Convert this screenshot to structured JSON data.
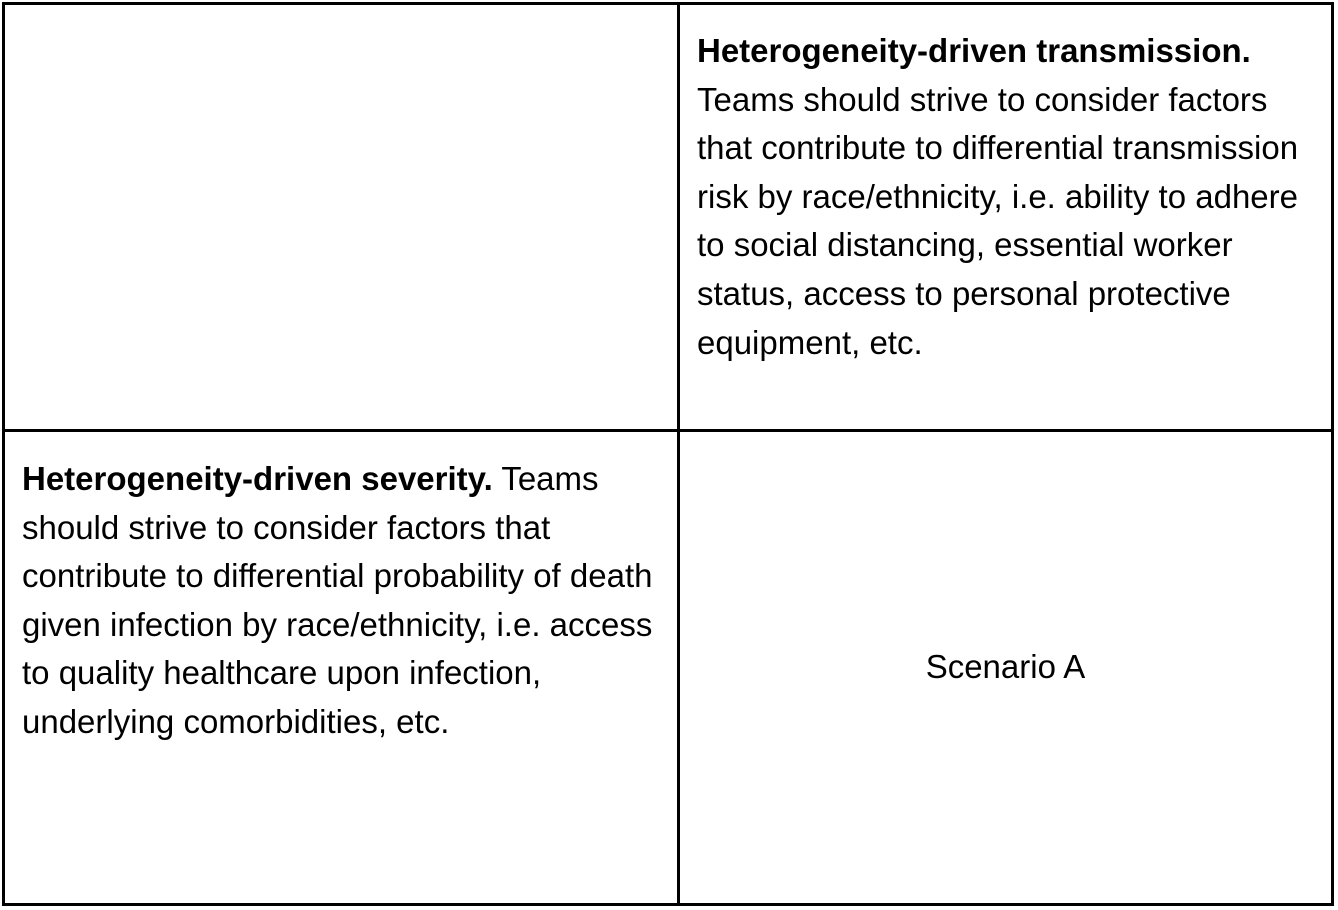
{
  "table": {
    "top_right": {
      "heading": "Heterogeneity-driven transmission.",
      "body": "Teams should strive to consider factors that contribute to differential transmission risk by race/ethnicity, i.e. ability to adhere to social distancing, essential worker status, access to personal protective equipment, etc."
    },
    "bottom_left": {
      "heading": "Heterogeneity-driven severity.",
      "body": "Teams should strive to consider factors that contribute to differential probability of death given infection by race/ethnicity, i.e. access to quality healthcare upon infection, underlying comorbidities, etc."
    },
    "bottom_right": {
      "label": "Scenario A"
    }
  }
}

* * *

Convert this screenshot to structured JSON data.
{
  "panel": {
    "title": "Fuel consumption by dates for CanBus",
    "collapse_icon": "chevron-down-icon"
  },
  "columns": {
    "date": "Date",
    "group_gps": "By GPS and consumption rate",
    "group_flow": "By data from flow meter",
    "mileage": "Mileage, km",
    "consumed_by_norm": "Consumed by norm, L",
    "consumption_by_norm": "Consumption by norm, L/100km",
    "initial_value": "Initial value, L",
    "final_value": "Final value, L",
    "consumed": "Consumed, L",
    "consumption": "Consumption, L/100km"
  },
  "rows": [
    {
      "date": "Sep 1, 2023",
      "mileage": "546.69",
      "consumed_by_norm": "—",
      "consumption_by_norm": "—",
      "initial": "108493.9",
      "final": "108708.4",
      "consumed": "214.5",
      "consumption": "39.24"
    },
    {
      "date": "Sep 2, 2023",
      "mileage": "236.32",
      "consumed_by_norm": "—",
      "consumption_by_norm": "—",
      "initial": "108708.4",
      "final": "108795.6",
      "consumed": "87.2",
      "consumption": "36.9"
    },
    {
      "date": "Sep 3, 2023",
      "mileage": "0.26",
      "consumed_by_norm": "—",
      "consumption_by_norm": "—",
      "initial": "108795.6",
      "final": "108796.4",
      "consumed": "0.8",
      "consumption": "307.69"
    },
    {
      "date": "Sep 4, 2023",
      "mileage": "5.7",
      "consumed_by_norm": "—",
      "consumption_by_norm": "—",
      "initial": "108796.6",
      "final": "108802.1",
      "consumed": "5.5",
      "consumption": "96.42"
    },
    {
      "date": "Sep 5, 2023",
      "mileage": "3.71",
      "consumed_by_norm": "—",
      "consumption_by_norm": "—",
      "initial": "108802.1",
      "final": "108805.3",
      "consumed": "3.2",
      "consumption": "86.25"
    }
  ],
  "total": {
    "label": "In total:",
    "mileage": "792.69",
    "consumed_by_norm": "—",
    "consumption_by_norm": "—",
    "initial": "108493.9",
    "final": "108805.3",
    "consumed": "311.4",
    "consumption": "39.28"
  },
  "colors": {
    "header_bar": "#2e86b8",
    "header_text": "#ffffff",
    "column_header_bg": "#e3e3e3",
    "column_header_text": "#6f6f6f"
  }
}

---

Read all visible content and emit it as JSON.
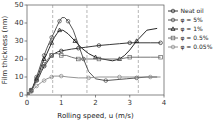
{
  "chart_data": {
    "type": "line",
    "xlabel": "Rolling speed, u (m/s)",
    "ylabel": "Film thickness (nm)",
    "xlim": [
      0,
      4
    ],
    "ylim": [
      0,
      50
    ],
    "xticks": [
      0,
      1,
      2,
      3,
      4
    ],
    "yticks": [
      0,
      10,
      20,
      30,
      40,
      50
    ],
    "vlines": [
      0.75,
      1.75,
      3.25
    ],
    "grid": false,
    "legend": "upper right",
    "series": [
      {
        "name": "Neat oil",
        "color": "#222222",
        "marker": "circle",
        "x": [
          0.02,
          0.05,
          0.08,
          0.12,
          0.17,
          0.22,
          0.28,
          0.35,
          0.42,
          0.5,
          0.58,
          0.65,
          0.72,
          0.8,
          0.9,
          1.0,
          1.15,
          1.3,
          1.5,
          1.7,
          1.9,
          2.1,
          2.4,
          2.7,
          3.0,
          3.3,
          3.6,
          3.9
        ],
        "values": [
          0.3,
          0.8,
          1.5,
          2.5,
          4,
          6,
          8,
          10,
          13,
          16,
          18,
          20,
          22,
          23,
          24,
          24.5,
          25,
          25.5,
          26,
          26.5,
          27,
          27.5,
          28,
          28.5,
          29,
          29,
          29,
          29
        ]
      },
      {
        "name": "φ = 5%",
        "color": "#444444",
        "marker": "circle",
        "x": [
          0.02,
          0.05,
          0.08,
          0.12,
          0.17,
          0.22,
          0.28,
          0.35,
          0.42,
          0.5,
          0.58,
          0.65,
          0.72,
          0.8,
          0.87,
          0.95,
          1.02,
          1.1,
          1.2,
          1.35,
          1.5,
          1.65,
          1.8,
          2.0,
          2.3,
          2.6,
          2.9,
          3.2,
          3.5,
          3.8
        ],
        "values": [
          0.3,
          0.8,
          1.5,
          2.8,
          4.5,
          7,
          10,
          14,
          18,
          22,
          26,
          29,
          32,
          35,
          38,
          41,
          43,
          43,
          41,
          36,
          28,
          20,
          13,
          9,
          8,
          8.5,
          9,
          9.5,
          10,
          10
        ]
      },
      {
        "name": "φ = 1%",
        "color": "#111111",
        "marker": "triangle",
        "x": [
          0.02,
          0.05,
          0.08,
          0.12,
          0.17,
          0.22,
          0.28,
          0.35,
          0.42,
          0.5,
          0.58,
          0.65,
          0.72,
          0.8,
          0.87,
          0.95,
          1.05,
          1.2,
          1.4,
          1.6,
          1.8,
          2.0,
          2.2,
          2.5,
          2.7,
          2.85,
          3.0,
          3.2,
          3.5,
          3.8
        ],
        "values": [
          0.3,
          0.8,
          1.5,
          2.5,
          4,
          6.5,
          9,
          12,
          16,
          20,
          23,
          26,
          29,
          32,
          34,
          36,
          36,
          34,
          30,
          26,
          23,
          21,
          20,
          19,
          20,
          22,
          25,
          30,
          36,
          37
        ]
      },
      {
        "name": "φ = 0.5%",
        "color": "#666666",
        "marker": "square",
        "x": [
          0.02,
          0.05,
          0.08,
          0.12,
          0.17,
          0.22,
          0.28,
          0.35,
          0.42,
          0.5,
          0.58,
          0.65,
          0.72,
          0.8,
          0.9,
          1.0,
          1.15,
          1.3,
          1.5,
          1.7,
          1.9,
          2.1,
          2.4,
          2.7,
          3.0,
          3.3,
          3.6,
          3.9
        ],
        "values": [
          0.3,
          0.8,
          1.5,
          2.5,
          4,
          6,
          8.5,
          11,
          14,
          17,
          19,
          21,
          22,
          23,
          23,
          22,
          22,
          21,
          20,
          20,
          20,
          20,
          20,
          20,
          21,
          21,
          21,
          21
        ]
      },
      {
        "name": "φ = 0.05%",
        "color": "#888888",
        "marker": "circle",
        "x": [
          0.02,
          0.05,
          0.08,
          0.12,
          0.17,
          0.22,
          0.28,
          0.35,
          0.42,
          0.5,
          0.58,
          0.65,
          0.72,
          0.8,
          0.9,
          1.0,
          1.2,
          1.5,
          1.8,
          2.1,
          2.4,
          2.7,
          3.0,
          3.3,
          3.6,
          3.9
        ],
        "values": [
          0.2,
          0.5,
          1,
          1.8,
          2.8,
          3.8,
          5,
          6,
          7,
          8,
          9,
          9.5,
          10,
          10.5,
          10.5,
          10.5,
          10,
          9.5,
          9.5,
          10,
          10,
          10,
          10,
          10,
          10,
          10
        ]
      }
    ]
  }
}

### REQUIREMENT
List every line in the records above that contains the word "name".

### EXERCISE SOLUTION
        "name": "Neat oil",
        "name": "φ = 5%",
        "name": "φ = 1%",
        "name": "φ = 0.5%",
        "name": "φ = 0.05%",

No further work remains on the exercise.